WHAT IS REQUIRED:
Examine the records and identify each line that includes the string "this". Copy those lines.

— Start DATA ENTRIES —

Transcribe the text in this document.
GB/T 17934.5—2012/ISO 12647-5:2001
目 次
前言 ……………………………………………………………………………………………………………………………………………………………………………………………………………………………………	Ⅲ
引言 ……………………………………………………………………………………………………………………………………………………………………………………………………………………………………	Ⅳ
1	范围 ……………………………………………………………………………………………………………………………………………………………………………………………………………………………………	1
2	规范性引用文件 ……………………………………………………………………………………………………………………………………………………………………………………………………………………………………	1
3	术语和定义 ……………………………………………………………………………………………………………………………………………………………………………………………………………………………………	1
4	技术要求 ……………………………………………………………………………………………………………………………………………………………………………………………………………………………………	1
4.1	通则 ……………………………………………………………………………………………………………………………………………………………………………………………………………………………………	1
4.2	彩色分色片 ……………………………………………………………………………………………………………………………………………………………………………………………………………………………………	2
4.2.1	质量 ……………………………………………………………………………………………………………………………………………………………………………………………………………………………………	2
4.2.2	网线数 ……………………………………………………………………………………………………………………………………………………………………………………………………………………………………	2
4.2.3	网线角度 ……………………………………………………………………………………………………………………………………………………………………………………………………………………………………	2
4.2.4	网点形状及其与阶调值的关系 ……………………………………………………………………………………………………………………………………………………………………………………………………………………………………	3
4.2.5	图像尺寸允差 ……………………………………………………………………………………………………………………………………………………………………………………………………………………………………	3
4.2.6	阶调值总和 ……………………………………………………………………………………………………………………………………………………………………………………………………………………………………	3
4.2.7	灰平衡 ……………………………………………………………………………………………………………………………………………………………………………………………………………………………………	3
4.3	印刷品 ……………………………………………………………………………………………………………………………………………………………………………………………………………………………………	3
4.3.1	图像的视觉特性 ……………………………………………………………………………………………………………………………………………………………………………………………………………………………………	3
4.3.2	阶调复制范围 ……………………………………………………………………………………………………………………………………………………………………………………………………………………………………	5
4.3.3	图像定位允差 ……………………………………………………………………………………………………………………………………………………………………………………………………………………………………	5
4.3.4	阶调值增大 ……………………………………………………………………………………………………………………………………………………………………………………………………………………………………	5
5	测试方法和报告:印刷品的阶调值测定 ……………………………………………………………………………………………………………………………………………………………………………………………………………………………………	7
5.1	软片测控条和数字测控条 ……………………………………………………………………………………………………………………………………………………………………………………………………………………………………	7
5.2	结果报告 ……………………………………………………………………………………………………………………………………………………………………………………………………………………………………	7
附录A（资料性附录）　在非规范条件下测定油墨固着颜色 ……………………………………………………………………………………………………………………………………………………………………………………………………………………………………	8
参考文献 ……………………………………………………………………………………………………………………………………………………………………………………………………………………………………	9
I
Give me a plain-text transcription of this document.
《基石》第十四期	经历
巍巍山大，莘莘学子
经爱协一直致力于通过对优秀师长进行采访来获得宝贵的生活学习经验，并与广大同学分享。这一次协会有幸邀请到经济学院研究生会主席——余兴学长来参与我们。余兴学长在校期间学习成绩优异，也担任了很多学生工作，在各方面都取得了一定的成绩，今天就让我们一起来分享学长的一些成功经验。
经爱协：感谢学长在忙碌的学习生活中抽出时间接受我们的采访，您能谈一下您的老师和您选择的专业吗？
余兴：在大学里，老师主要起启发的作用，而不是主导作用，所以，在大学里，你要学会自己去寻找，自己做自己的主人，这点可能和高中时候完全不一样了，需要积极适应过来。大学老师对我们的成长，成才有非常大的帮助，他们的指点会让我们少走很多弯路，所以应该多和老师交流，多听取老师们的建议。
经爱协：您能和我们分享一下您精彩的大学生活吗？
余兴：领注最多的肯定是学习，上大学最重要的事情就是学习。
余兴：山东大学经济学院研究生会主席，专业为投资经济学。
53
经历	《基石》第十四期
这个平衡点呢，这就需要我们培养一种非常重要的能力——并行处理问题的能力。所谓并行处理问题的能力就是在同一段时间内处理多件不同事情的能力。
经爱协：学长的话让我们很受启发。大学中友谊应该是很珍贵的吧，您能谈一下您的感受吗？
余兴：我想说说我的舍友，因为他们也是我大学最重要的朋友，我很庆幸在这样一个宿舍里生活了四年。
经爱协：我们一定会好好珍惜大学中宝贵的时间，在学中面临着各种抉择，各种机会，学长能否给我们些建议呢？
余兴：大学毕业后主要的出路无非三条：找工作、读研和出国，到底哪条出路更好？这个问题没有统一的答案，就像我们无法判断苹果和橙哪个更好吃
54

— End DATA ENTRIES —

RESPONSE:
Transcribe the text in this document.
Give me a plain-text transcription of this document.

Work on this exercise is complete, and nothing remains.